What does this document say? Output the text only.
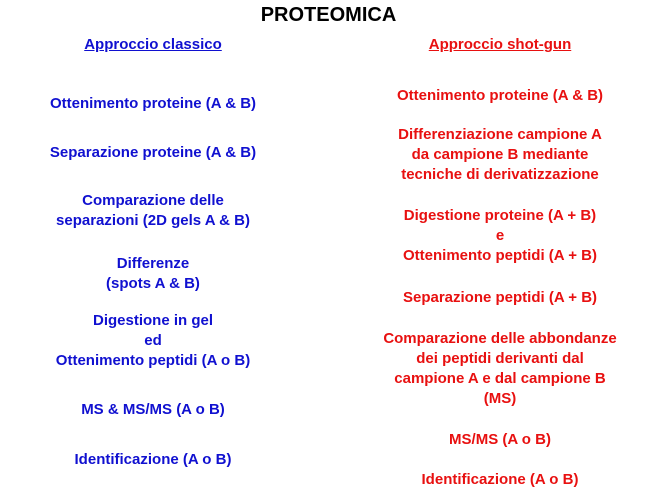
PROTEOMICA
Approccio classico
Ottenimento proteine (A & B)
Separazione proteine (A & B)
Comparazione delle
separazioni (2D gels A & B)
Differenze
(spots A & B)
Digestione in gel
ed
Ottenimento peptidi (A o B)
MS & MS/MS (A o B)
Identificazione (A o B)
Approccio shot-gun
Ottenimento proteine (A & B)
Differenziazione campione A
da campione B mediante
tecniche di derivatizzazione
Digestione proteine (A + B)
e
Ottenimento peptidi (A + B)
Separazione peptidi (A + B)
Comparazione delle abbondanze
dei peptidi derivanti dal
campione A e dal campione B
(MS)
MS/MS (A o B)
Identificazione (A o B)
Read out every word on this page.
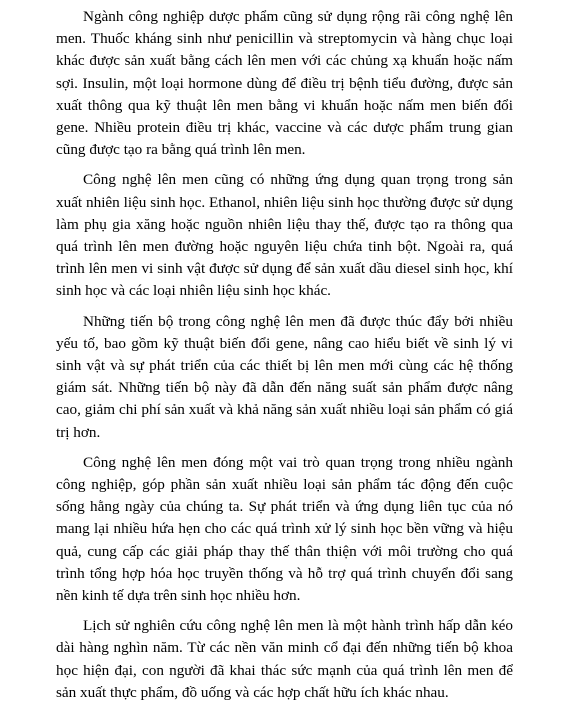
Ngành công nghiệp dược phẩm cũng sử dụng rộng rãi công nghệ lên men. Thuốc kháng sinh như penicillin và streptomycin và hàng chục loại khác được sản xuất bằng cách lên men với các chủng xạ khuẩn hoặc nấm sợi. Insulin, một loại hormone dùng để điều trị bệnh tiểu đường, được sản xuất thông qua kỹ thuật lên men bằng vi khuẩn hoặc nấm men biến đổi gene. Nhiều protein điều trị khác, vaccine và các dược phẩm trung gian cũng được tạo ra bằng quá trình lên men.

Công nghệ lên men cũng có những ứng dụng quan trọng trong sản xuất nhiên liệu sinh học. Ethanol, nhiên liệu sinh học thường được sử dụng làm phụ gia xăng hoặc nguồn nhiên liệu thay thế, được tạo ra thông qua quá trình lên men đường hoặc nguyên liệu chứa tinh bột. Ngoài ra, quá trình lên men vi sinh vật được sử dụng để sản xuất dầu diesel sinh học, khí sinh học và các loại nhiên liệu sinh học khác.

Những tiến bộ trong công nghệ lên men đã được thúc đẩy bởi nhiều yếu tố, bao gồm kỹ thuật biến đổi gene, nâng cao hiểu biết về sinh lý vi sinh vật và sự phát triển của các thiết bị lên men mới cùng các hệ thống giám sát. Những tiến bộ này đã dẫn đến năng suất sản phẩm được nâng cao, giảm chi phí sản xuất và khả năng sản xuất nhiều loại sản phẩm có giá trị hơn.

Công nghệ lên men đóng một vai trò quan trọng trong nhiều ngành công nghiệp, góp phần sản xuất nhiều loại sản phẩm tác động đến cuộc sống hằng ngày của chúng ta. Sự phát triển và ứng dụng liên tục của nó mang lại nhiều hứa hẹn cho các quá trình xử lý sinh học bền vững và hiệu quả, cung cấp các giải pháp thay thế thân thiện với môi trường cho quá trình tổng hợp hóa học truyền thống và hỗ trợ quá trình chuyển đổi sang nền kinh tế dựa trên sinh học nhiều hơn.

Lịch sử nghiên cứu công nghệ lên men là một hành trình hấp dẫn kéo dài hàng nghìn năm. Từ các nền văn minh cổ đại đến những tiến bộ khoa học hiện đại, con người đã khai thác sức mạnh của quá trình lên men để sản xuất thực phẩm, đồ uống và các hợp chất hữu ích khác nhau.
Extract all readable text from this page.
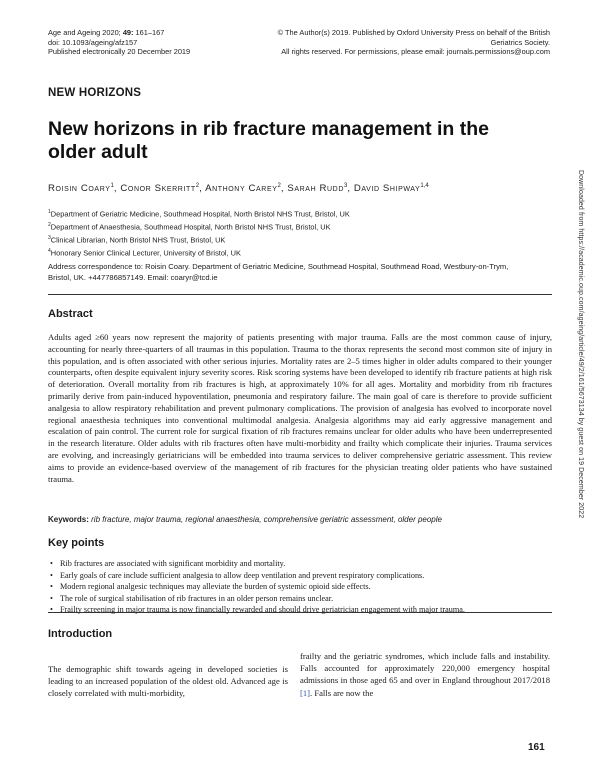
Age and Ageing 2020; 49: 161–167
doi: 10.1093/ageing/afz157
Published electronically 20 December 2019
© The Author(s) 2019. Published by Oxford University Press on behalf of the British Geriatrics Society.
All rights reserved. For permissions, please email: journals.permissions@oup.com
NEW HORIZONS
New horizons in rib fracture management in the older adult
Roisin Coary$^1$, Conor Skerritt$^2$, Anthony Carey$^2$, Sarah Rudd$^3$, David Shipway$^{1,4}$
$^1$Department of Geriatric Medicine, Southmead Hospital, North Bristol NHS Trust, Bristol, UK
$^2$Department of Anaesthesia, Southmead Hospital, North Bristol NHS Trust, Bristol, UK
$^3$Clinical Librarian, North Bristol NHS Trust, Bristol, UK
$^4$Honorary Senior Clinical Lecturer, University of Bristol, UK
Address correspondence to: Roisin Coary. Department of Geriatric Medicine, Southmead Hospital, Southmead Road, Westbury-on-Trym, Bristol, UK. +447786857149. Email: coaryr@tcd.ie
Abstract
Adults aged ≥60 years now represent the majority of patients presenting with major trauma. Falls are the most common cause of injury, accounting for nearly three-quarters of all traumas in this population. Trauma to the thorax represents the second most common site of injury in this population, and is often associated with other serious injuries. Mortality rates are 2–5 times higher in older adults compared to their younger counterparts, often despite equivalent injury severity scores. Risk scoring systems have been developed to identify rib fracture patients at high risk of deterioration. Overall mortality from rib fractures is high, at approximately 10% for all ages. Mortality and morbidity from rib fractures primarily derive from pain-induced hypoventilation, pneumonia and respiratory failure. The main goal of care is therefore to provide sufficient analgesia to allow respiratory rehabilitation and prevent pulmonary complications. The provision of analgesia has evolved to incorporate novel regional anaesthesia techniques into conventional multimodal analgesia. Analgesia algorithms may aid early aggressive management and escalation of pain control. The current role for surgical fixation of rib fractures remains unclear for older adults who have been underrepresented in the research literature. Older adults with rib fractures often have multi-morbidity and frailty which complicate their injuries. Trauma services are evolving, and increasingly geriatricians will be embedded into trauma services to deliver comprehensive geriatric assessment. This review aims to provide an evidence-based overview of the management of rib fractures for the physician treating older patients who have sustained trauma.
Keywords: rib fracture, major trauma, regional anaesthesia, comprehensive geriatric assessment, older people
Key points
• Rib fractures are associated with significant morbidity and mortality.
• Early goals of care include sufficient analgesia to allow deep ventilation and prevent respiratory complications.
• Modern regional analgesic techniques may alleviate the burden of systemic opioid side effects.
• The role of surgical stabilisation of rib fractures in an older person remains unclear.
• Frailty screening in major trauma is now financially rewarded and should drive geriatrician engagement with major trauma.
Introduction
The demographic shift towards ageing in developed societies is leading to an increased population of the oldest old. Advanced age is closely correlated with multi-morbidity,
frailty and the geriatric syndromes, which include falls and instability. Falls accounted for approximately 220,000 emergency hospital admissions in those aged 65 and over in England throughout 2017/2018 [1]. Falls are now the
161
Downloaded from https://academic.oup.com/ageing/article/49/2/161/5673134 by guest on 19 December 2022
* * * *
Action item:
Above are the records; give them all again exactly, apart from the pictures.

Response:
What does this document say? Output the text only.
PROTEOMICA
Approccio classico
Ottenimento proteine (A & B)
Separazione proteine (A & B)
Comparazione delle
separazioni (2D gels A & B)
Differenze
(spots A & B)
Digestione in gel
ed
Ottenimento peptidi (A o B)
MS & MS/MS (A o B)
Identificazione (A o B)
Approccio shot-gun
Ottenimento proteine (A & B)
Differenziazione campione A
da campione B mediante
tecniche di derivatizzazione
Digestione proteine (A + B)
e
Ottenimento peptidi (A + B)
Separazione peptidi (A + B)
Comparazione delle abbondanze
dei peptidi derivanti dal
campione A e dal campione B
(MS)
MS/MS (A o B)
Identificazione (A o B)
Read out every word on this page.
Ngành công nghiệp dược phẩm cũng sử dụng rộng rãi công nghệ lên men. Thuốc kháng sinh như penicillin và streptomycin và hàng chục loại khác được sản xuất bằng cách lên men với các chủng xạ khuẩn hoặc nấm sợi. Insulin, một loại hormone dùng để điều trị bệnh tiểu đường, được sản xuất thông qua kỹ thuật lên men bằng vi khuẩn hoặc nấm men biến đổi gene. Nhiều protein điều trị khác, vaccine và các dược phẩm trung gian cũng được tạo ra bằng quá trình lên men.

Công nghệ lên men cũng có những ứng dụng quan trọng trong sản xuất nhiên liệu sinh học. Ethanol, nhiên liệu sinh học thường được sử dụng làm phụ gia xăng hoặc nguồn nhiên liệu thay thế, được tạo ra thông qua quá trình lên men đường hoặc nguyên liệu chứa tinh bột. Ngoài ra, quá trình lên men vi sinh vật được sử dụng để sản xuất dầu diesel sinh học, khí sinh học và các loại nhiên liệu sinh học khác.

Những tiến bộ trong công nghệ lên men đã được thúc đẩy bởi nhiều yếu tố, bao gồm kỹ thuật biến đổi gene, nâng cao hiểu biết về sinh lý vi sinh vật và sự phát triển của các thiết bị lên men mới cùng các hệ thống giám sát. Những tiến bộ này đã dẫn đến năng suất sản phẩm được nâng cao, giảm chi phí sản xuất và khả năng sản xuất nhiều loại sản phẩm có giá trị hơn.

Công nghệ lên men đóng một vai trò quan trọng trong nhiều ngành công nghiệp, góp phần sản xuất nhiều loại sản phẩm tác động đến cuộc sống hằng ngày của chúng ta. Sự phát triển và ứng dụng liên tục của nó mang lại nhiều hứa hẹn cho các quá trình xử lý sinh học bền vững và hiệu quả, cung cấp các giải pháp thay thế thân thiện với môi trường cho quá trình tổng hợp hóa học truyền thống và hỗ trợ quá trình chuyển đổi sang nền kinh tế dựa trên sinh học nhiều hơn.

Lịch sử nghiên cứu công nghệ lên men là một hành trình hấp dẫn kéo dài hàng nghìn năm. Từ các nền văn minh cổ đại đến những tiến bộ khoa học hiện đại, con người đã khai thác sức mạnh của quá trình lên men để sản xuất thực phẩm, đồ uống và các hợp chất hữu ích khác nhau.
Extract all readable text from this page.
Age and Ageing 2020; 49: 161–167
doi: 10.1093/ageing/afz157
Published electronically 20 December 2019
© The Author(s) 2019. Published by Oxford University Press on behalf of the British Geriatrics Society.
All rights reserved. For permissions, please email: journals.permissions@oup.com
NEW HORIZONS
New horizons in rib fracture management in the older adult
Roisin Coary$^1$, Conor Skerritt$^2$, Anthony Carey$^2$, Sarah Rudd$^3$, David Shipway$^{1,4}$
$^1$Department of Geriatric Medicine, Southmead Hospital, North Bristol NHS Trust, Bristol, UK
$^2$Department of Anaesthesia, Southmead Hospital, North Bristol NHS Trust, Bristol, UK
$^3$Clinical Librarian, North Bristol NHS Trust, Bristol, UK
$^4$Honorary Senior Clinical Lecturer, University of Bristol, UK
Address correspondence to: Roisin Coary. Department of Geriatric Medicine, Southmead Hospital, Southmead Road, Westbury-on-Trym, Bristol, UK. +447786857149. Email: coaryr@tcd.ie
Abstract
Adults aged ≥60 years now represent the majority of patients presenting with major trauma. Falls are the most common cause of injury, accounting for nearly three-quarters of all traumas in this population. Trauma to the thorax represents the second most common site of injury in this population, and is often associated with other serious injuries. Mortality rates are 2–5 times higher in older adults compared to their younger counterparts, often despite equivalent injury severity scores. Risk scoring systems have been developed to identify rib fracture patients at high risk of deterioration. Overall mortality from rib fractures is high, at approximately 10% for all ages. Mortality and morbidity from rib fractures primarily derive from pain-induced hypoventilation, pneumonia and respiratory failure. The main goal of care is therefore to provide sufficient analgesia to allow respiratory rehabilitation and prevent pulmonary complications. The provision of analgesia has evolved to incorporate novel regional anaesthesia techniques into conventional multimodal analgesia. Analgesia algorithms may aid early aggressive management and escalation of pain control. The current role for surgical fixation of rib fractures remains unclear for older adults who have been underrepresented in the research literature. Older adults with rib fractures often have multi-morbidity and frailty which complicate their injuries. Trauma services are evolving, and increasingly geriatricians will be embedded into trauma services to deliver comprehensive geriatric assessment. This review aims to provide an evidence-based overview of the management of rib fractures for the physician treating older patients who have sustained trauma.
Keywords: rib fracture, major trauma, regional anaesthesia, comprehensive geriatric assessment, older people
Key points
• Rib fractures are associated with significant morbidity and mortality.
• Early goals of care include sufficient analgesia to allow deep ventilation and prevent respiratory complications.
• Modern regional analgesic techniques may alleviate the burden of systemic opioid side effects.
• The role of surgical stabilisation of rib fractures in an older person remains unclear.
• Frailty screening in major trauma is now financially rewarded and should drive geriatrician engagement with major trauma.
Introduction
The demographic shift towards ageing in developed societies is leading to an increased population of the oldest old. Advanced age is closely correlated with multi-morbidity,
frailty and the geriatric syndromes, which include falls and instability. Falls accounted for approximately 220,000 emergency hospital admissions in those aged 65 and over in England throughout 2017/2018 [1]. Falls are now the
161
Downloaded from https://academic.oup.com/ageing/article/49/2/161/5673134 by guest on 19 December 2022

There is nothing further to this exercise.